__Entries shown__

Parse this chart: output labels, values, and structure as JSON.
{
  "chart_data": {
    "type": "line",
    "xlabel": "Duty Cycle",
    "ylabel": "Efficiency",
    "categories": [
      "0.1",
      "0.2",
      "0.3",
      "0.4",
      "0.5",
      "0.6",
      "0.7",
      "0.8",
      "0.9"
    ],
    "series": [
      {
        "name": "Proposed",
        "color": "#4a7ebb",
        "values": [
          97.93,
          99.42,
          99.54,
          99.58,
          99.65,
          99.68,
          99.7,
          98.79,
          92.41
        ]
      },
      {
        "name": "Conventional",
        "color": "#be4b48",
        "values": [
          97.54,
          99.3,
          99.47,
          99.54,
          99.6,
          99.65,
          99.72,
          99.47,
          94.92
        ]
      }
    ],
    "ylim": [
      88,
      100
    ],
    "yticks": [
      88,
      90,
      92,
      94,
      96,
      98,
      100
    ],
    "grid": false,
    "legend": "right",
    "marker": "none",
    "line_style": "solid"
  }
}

__Aim__
Give the material above again, word for word.

__Exercise solution__
Parse this chart: output labels, values, and structure as JSON.
{
  "chart_data": {
    "type": "line",
    "xlabel": "Duty Cycle",
    "ylabel": "Efficiency",
    "categories": [
      "0.1",
      "0.2",
      "0.3",
      "0.4",
      "0.5",
      "0.6",
      "0.7",
      "0.8",
      "0.9"
    ],
    "series": [
      {
        "name": "Proposed",
        "color": "#4a7ebb",
        "values": [
          97.93,
          99.42,
          99.54,
          99.58,
          99.65,
          99.68,
          99.7,
          98.79,
          92.41
        ]
      },
      {
        "name": "Conventional",
        "color": "#be4b48",
        "values": [
          97.54,
          99.3,
          99.47,
          99.54,
          99.6,
          99.65,
          99.72,
          99.47,
          94.92
        ]
      }
    ],
    "ylim": [
      88,
      100
    ],
    "yticks": [
      88,
      90,
      92,
      94,
      96,
      98,
      100
    ],
    "grid": false,
    "legend": "right",
    "marker": "none",
    "line_style": "solid"
  }
}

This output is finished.